AVAILABLE RECORDS
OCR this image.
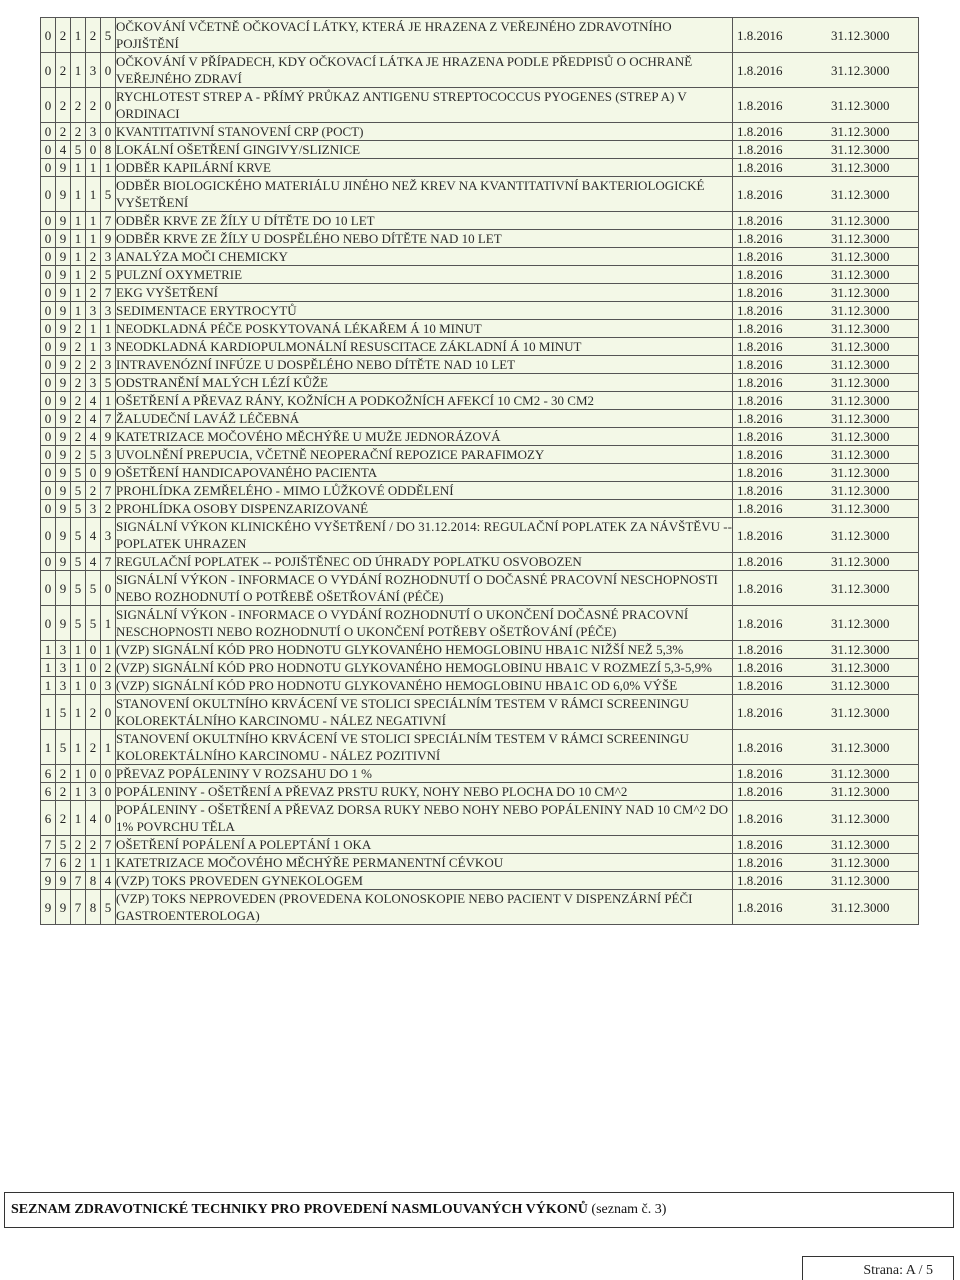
0	2	1	2	5	OČKOVÁNÍ VČETNĚ OČKOVACÍ LÁTKY, KTERÁ JE HRAZENA Z VEŘEJNÉHO ZDRAVOTNÍHO POJIŠTĚNÍ	1.8.2016 31.12.3000

0	2	1	3	0	OČKOVÁNÍ V PŘÍPADECH, KDY OČKOVACÍ LÁTKA JE HRAZENA PODLE PŘEDPISŮ O OCHRANĚ VEŘEJNÉHO ZDRAVÍ	1.8.2016 31.12.3000

0	2	2	2	0	RYCHLOTEST STREP A - PŘÍMÝ PRŮKAZ ANTIGENU STREPTOCOCCUS PYOGENES (STREP A) V ORDINACI	1.8.2016 31.12.3000

0	2	2	3	0	KVANTITATIVNÍ STANOVENÍ CRP (POCT)	1.8.2016 31.12.3000

0	4	5	0	8	LOKÁLNÍ OŠETŘENÍ GINGIVY/SLIZNICE	1.8.2016 31.12.3000

0	9	1	1	1	ODBĚR KAPILÁRNÍ KRVE	1.8.2016 31.12.3000

0	9	1	1	5	ODBĚR BIOLOGICKÉHO MATERIÁLU JINÉHO NEŽ KREV NA KVANTITATIVNÍ BAKTERIOLOGICKÉ VYŠETŘENÍ	1.8.2016 31.12.3000

0	9	1	1	7	ODBĚR KRVE ZE ŽÍLY U DÍTĚTE DO 10 LET	1.8.2016 31.12.3000

0	9	1	1	9	ODBĚR KRVE ZE ŽÍLY U DOSPĚLÉHO NEBO DÍTĚTE NAD 10 LET	1.8.2016 31.12.3000

0	9	1	2	3	ANALÝZA MOČI CHEMICKY	1.8.2016 31.12.3000

0	9	1	2	5	PULZNÍ OXYMETRIE	1.8.2016 31.12.3000

0	9	1	2	7	EKG VYŠETŘENÍ	1.8.2016 31.12.3000

0	9	1	3	3	SEDIMENTACE ERYTROCYTŮ	1.8.2016 31.12.3000

0	9	2	1	1	NEODKLADNÁ PÉČE POSKYTOVANÁ LÉKAŘEM Á 10 MINUT	1.8.2016 31.12.3000

0	9	2	1	3	NEODKLADNÁ KARDIOPULMONÁLNÍ RESUSCITACE ZÁKLADNÍ Á 10 MINUT	1.8.2016 31.12.3000

0	9	2	2	3	INTRAVENÓZNÍ INFÚZE U DOSPĚLÉHO NEBO DÍTĚTE NAD 10 LET	1.8.2016 31.12.3000

0	9	2	3	5	ODSTRANĚNÍ MALÝCH LÉZÍ KŮŽE	1.8.2016 31.12.3000

0	9	2	4	1	OŠETŘENÍ A PŘEVAZ RÁNY, KOŽNÍCH A PODKOŽNÍCH AFEKCÍ 10 CM2 - 30 CM2	1.8.2016 31.12.3000

0	9	2	4	7	ŽALUDEČNÍ LAVÁŽ LÉČEBNÁ	1.8.2016 31.12.3000

0	9	2	4	9	KATETRIZACE MOČOVÉHO MĚCHÝŘE U MUŽE JEDNORÁZOVÁ	1.8.2016 31.12.3000

0	9	2	5	3	UVOLNĚNÍ PREPUCIA, VČETNĚ NEOPERAČNÍ REPOZICE PARAFIMOZY	1.8.2016 31.12.3000

0	9	5	0	9	OŠETŘENÍ HANDICAPOVANÉHO PACIENTA	1.8.2016 31.12.3000

0	9	5	2	7	PROHLÍDKA ZEMŘELÉHO - MIMO LŮŽKOVÉ ODDĚLENÍ	1.8.2016 31.12.3000

0	9	5	3	2	PROHLÍDKA OSOBY DISPENZARIZOVANÉ	1.8.2016 31.12.3000

0	9	5	4	3	SIGNÁLNÍ VÝKON KLINICKÉHO VYŠETŘENÍ / DO 31.12.2014: REGULAČNÍ POPLATEK ZA NÁVŠTĚVU -- POPLATEK UHRAZEN	1.8.2016 31.12.3000

0	9	5	4	7	REGULAČNÍ POPLATEK -- POJIŠTĚNEC OD ÚHRADY POPLATKU OSVOBOZEN	1.8.2016 31.12.3000

0	9	5	5	0	SIGNÁLNÍ VÝKON - INFORMACE O VYDÁNÍ ROZHODNUTÍ O DOČASNÉ PRACOVNÍ NESCHOPNOSTI NEBO ROZHODNUTÍ O POTŘEBĚ OŠETŘOVÁNÍ (PÉČE)	1.8.2016 31.12.3000

0	9	5	5	1	SIGNÁLNÍ VÝKON - INFORMACE O VYDÁNÍ ROZHODNUTÍ O UKONČENÍ DOČASNÉ PRACOVNÍ NESCHOPNOSTI NEBO ROZHODNUTÍ O UKONČENÍ POTŘEBY OŠETŘOVÁNÍ (PÉČE)	1.8.2016 31.12.3000

1	3	1	0	1	(VZP) SIGNÁLNÍ KÓD PRO HODNOTU GLYKOVANÉHO HEMOGLOBINU HBA1C NIŽŠÍ NEŽ 5,3%	1.8.2016 31.12.3000

1	3	1	0	2	(VZP) SIGNÁLNÍ KÓD PRO HODNOTU GLYKOVANÉHO HEMOGLOBINU HBA1C V ROZMEZÍ 5,3-5,9%	1.8.2016 31.12.3000

1	3	1	0	3	(VZP) SIGNÁLNÍ KÓD PRO HODNOTU GLYKOVANÉHO HEMOGLOBINU HBA1C OD 6,0% VÝŠE	1.8.2016 31.12.3000

1	5	1	2	0	STANOVENÍ OKULTNÍHO KRVÁCENÍ VE STOLICI SPECIÁLNÍM TESTEM V RÁMCI SCREENINGU KOLOREKTÁLNÍHO KARCINOMU - NÁLEZ NEGATIVNÍ	1.8.2016 31.12.3000

1	5	1	2	1	STANOVENÍ OKULTNÍHO KRVÁCENÍ VE STOLICI SPECIÁLNÍM TESTEM V RÁMCI SCREENINGU KOLOREKTÁLNÍHO KARCINOMU - NÁLEZ POZITIVNÍ	1.8.2016 31.12.3000

6	2	1	0	0	PŘEVAZ POPÁLENINY V ROZSAHU DO 1 %	1.8.2016 31.12.3000

6	2	1	3	0	POPÁLENINY - OŠETŘENÍ A PŘEVAZ PRSTU RUKY, NOHY NEBO PLOCHA DO 10 CM^2	1.8.2016 31.12.3000

6	2	1	4	0	POPÁLENINY - OŠETŘENÍ A PŘEVAZ DORSA RUKY NEBO NOHY NEBO POPÁLENINY NAD 10 CM^2 DO 1% POVRCHU TĚLA	1.8.2016 31.12.3000

7	5	2	2	7	OŠETŘENÍ POPÁLENÍ A POLEPTÁNÍ 1 OKA	1.8.2016 31.12.3000

7	6	2	1	1	KATETRIZACE MOČOVÉHO MĚCHÝŘE PERMANENTNÍ CÉVKOU	1.8.2016 31.12.3000

9	9	7	8	4	(VZP) TOKS PROVEDEN GYNEKOLOGEM	1.8.2016 31.12.3000

9	9	7	8	5	(VZP) TOKS NEPROVEDEN (PROVEDENA KOLONOSKOPIE NEBO PACIENT V DISPENZÁRNÍ PÉČI GASTROENTEROLOGA)	1.8.2016 31.12.3000
SEZNAM ZDRAVOTNICKÉ TECHNIKY PRO PROVEDENÍ NASMLOUVANÝCH VÝKONŮ (seznam č. 3)
Strana: A / 5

GOAL OF THE EXERCISE
Print every line of the material above exactly as it reads, skipping the pictures.

ANSWER TO THIS TASK
OCR this image.
0	2	1	2	5	OČKOVÁNÍ VČETNĚ OČKOVACÍ LÁTKY, KTERÁ JE HRAZENA Z VEŘEJNÉHO ZDRAVOTNÍHO POJIŠTĚNÍ	1.8.2016 31.12.3000

0	2	1	3	0	OČKOVÁNÍ V PŘÍPADECH, KDY OČKOVACÍ LÁTKA JE HRAZENA PODLE PŘEDPISŮ O OCHRANĚ VEŘEJNÉHO ZDRAVÍ	1.8.2016 31.12.3000

0	2	2	2	0	RYCHLOTEST STREP A - PŘÍMÝ PRŮKAZ ANTIGENU STREPTOCOCCUS PYOGENES (STREP A) V ORDINACI	1.8.2016 31.12.3000

0	2	2	3	0	KVANTITATIVNÍ STANOVENÍ CRP (POCT)	1.8.2016 31.12.3000

0	4	5	0	8	LOKÁLNÍ OŠETŘENÍ GINGIVY/SLIZNICE	1.8.2016 31.12.3000

0	9	1	1	1	ODBĚR KAPILÁRNÍ KRVE	1.8.2016 31.12.3000

0	9	1	1	5	ODBĚR BIOLOGICKÉHO MATERIÁLU JINÉHO NEŽ KREV NA KVANTITATIVNÍ BAKTERIOLOGICKÉ VYŠETŘENÍ	1.8.2016 31.12.3000

0	9	1	1	7	ODBĚR KRVE ZE ŽÍLY U DÍTĚTE DO 10 LET	1.8.2016 31.12.3000

0	9	1	1	9	ODBĚR KRVE ZE ŽÍLY U DOSPĚLÉHO NEBO DÍTĚTE NAD 10 LET	1.8.2016 31.12.3000

0	9	1	2	3	ANALÝZA MOČI CHEMICKY	1.8.2016 31.12.3000

0	9	1	2	5	PULZNÍ OXYMETRIE	1.8.2016 31.12.3000

0	9	1	2	7	EKG VYŠETŘENÍ	1.8.2016 31.12.3000

0	9	1	3	3	SEDIMENTACE ERYTROCYTŮ	1.8.2016 31.12.3000

0	9	2	1	1	NEODKLADNÁ PÉČE POSKYTOVANÁ LÉKAŘEM Á 10 MINUT	1.8.2016 31.12.3000

0	9	2	1	3	NEODKLADNÁ KARDIOPULMONÁLNÍ RESUSCITACE ZÁKLADNÍ Á 10 MINUT	1.8.2016 31.12.3000

0	9	2	2	3	INTRAVENÓZNÍ INFÚZE U DOSPĚLÉHO NEBO DÍTĚTE NAD 10 LET	1.8.2016 31.12.3000

0	9	2	3	5	ODSTRANĚNÍ MALÝCH LÉZÍ KŮŽE	1.8.2016 31.12.3000

0	9	2	4	1	OŠETŘENÍ A PŘEVAZ RÁNY, KOŽNÍCH A PODKOŽNÍCH AFEKCÍ 10 CM2 - 30 CM2	1.8.2016 31.12.3000

0	9	2	4	7	ŽALUDEČNÍ LAVÁŽ LÉČEBNÁ	1.8.2016 31.12.3000

0	9	2	4	9	KATETRIZACE MOČOVÉHO MĚCHÝŘE U MUŽE JEDNORÁZOVÁ	1.8.2016 31.12.3000

0	9	2	5	3	UVOLNĚNÍ PREPUCIA, VČETNĚ NEOPERAČNÍ REPOZICE PARAFIMOZY	1.8.2016 31.12.3000

0	9	5	0	9	OŠETŘENÍ HANDICAPOVANÉHO PACIENTA	1.8.2016 31.12.3000

0	9	5	2	7	PROHLÍDKA ZEMŘELÉHO - MIMO LŮŽKOVÉ ODDĚLENÍ	1.8.2016 31.12.3000

0	9	5	3	2	PROHLÍDKA OSOBY DISPENZARIZOVANÉ	1.8.2016 31.12.3000

0	9	5	4	3	SIGNÁLNÍ VÝKON KLINICKÉHO VYŠETŘENÍ / DO 31.12.2014: REGULAČNÍ POPLATEK ZA NÁVŠTĚVU -- POPLATEK UHRAZEN	1.8.2016 31.12.3000

0	9	5	4	7	REGULAČNÍ POPLATEK -- POJIŠTĚNEC OD ÚHRADY POPLATKU OSVOBOZEN	1.8.2016 31.12.3000

0	9	5	5	0	SIGNÁLNÍ VÝKON - INFORMACE O VYDÁNÍ ROZHODNUTÍ O DOČASNÉ PRACOVNÍ NESCHOPNOSTI NEBO ROZHODNUTÍ O POTŘEBĚ OŠETŘOVÁNÍ (PÉČE)	1.8.2016 31.12.3000

0	9	5	5	1	SIGNÁLNÍ VÝKON - INFORMACE O VYDÁNÍ ROZHODNUTÍ O UKONČENÍ DOČASNÉ PRACOVNÍ NESCHOPNOSTI NEBO ROZHODNUTÍ O UKONČENÍ POTŘEBY OŠETŘOVÁNÍ (PÉČE)	1.8.2016 31.12.3000

1	3	1	0	1	(VZP) SIGNÁLNÍ KÓD PRO HODNOTU GLYKOVANÉHO HEMOGLOBINU HBA1C NIŽŠÍ NEŽ 5,3%	1.8.2016 31.12.3000

1	3	1	0	2	(VZP) SIGNÁLNÍ KÓD PRO HODNOTU GLYKOVANÉHO HEMOGLOBINU HBA1C V ROZMEZÍ 5,3-5,9%	1.8.2016 31.12.3000

1	3	1	0	3	(VZP) SIGNÁLNÍ KÓD PRO HODNOTU GLYKOVANÉHO HEMOGLOBINU HBA1C OD 6,0% VÝŠE	1.8.2016 31.12.3000

1	5	1	2	0	STANOVENÍ OKULTNÍHO KRVÁCENÍ VE STOLICI SPECIÁLNÍM TESTEM V RÁMCI SCREENINGU KOLOREKTÁLNÍHO KARCINOMU - NÁLEZ NEGATIVNÍ	1.8.2016 31.12.3000

1	5	1	2	1	STANOVENÍ OKULTNÍHO KRVÁCENÍ VE STOLICI SPECIÁLNÍM TESTEM V RÁMCI SCREENINGU KOLOREKTÁLNÍHO KARCINOMU - NÁLEZ POZITIVNÍ	1.8.2016 31.12.3000

6	2	1	0	0	PŘEVAZ POPÁLENINY V ROZSAHU DO 1 %	1.8.2016 31.12.3000

6	2	1	3	0	POPÁLENINY - OŠETŘENÍ A PŘEVAZ PRSTU RUKY, NOHY NEBO PLOCHA DO 10 CM^2	1.8.2016 31.12.3000

6	2	1	4	0	POPÁLENINY - OŠETŘENÍ A PŘEVAZ DORSA RUKY NEBO NOHY NEBO POPÁLENINY NAD 10 CM^2 DO 1% POVRCHU TĚLA	1.8.2016 31.12.3000

7	5	2	2	7	OŠETŘENÍ POPÁLENÍ A POLEPTÁNÍ 1 OKA	1.8.2016 31.12.3000

7	6	2	1	1	KATETRIZACE MOČOVÉHO MĚCHÝŘE PERMANENTNÍ CÉVKOU	1.8.2016 31.12.3000

9	9	7	8	4	(VZP) TOKS PROVEDEN GYNEKOLOGEM	1.8.2016 31.12.3000

9	9	7	8	5	(VZP) TOKS NEPROVEDEN (PROVEDENA KOLONOSKOPIE NEBO PACIENT V DISPENZÁRNÍ PÉČI GASTROENTEROLOGA)	1.8.2016 31.12.3000
SEZNAM ZDRAVOTNICKÉ TECHNIKY PRO PROVEDENÍ NASMLOUVANÝCH VÝKONŮ (seznam č. 3)
Strana: A / 5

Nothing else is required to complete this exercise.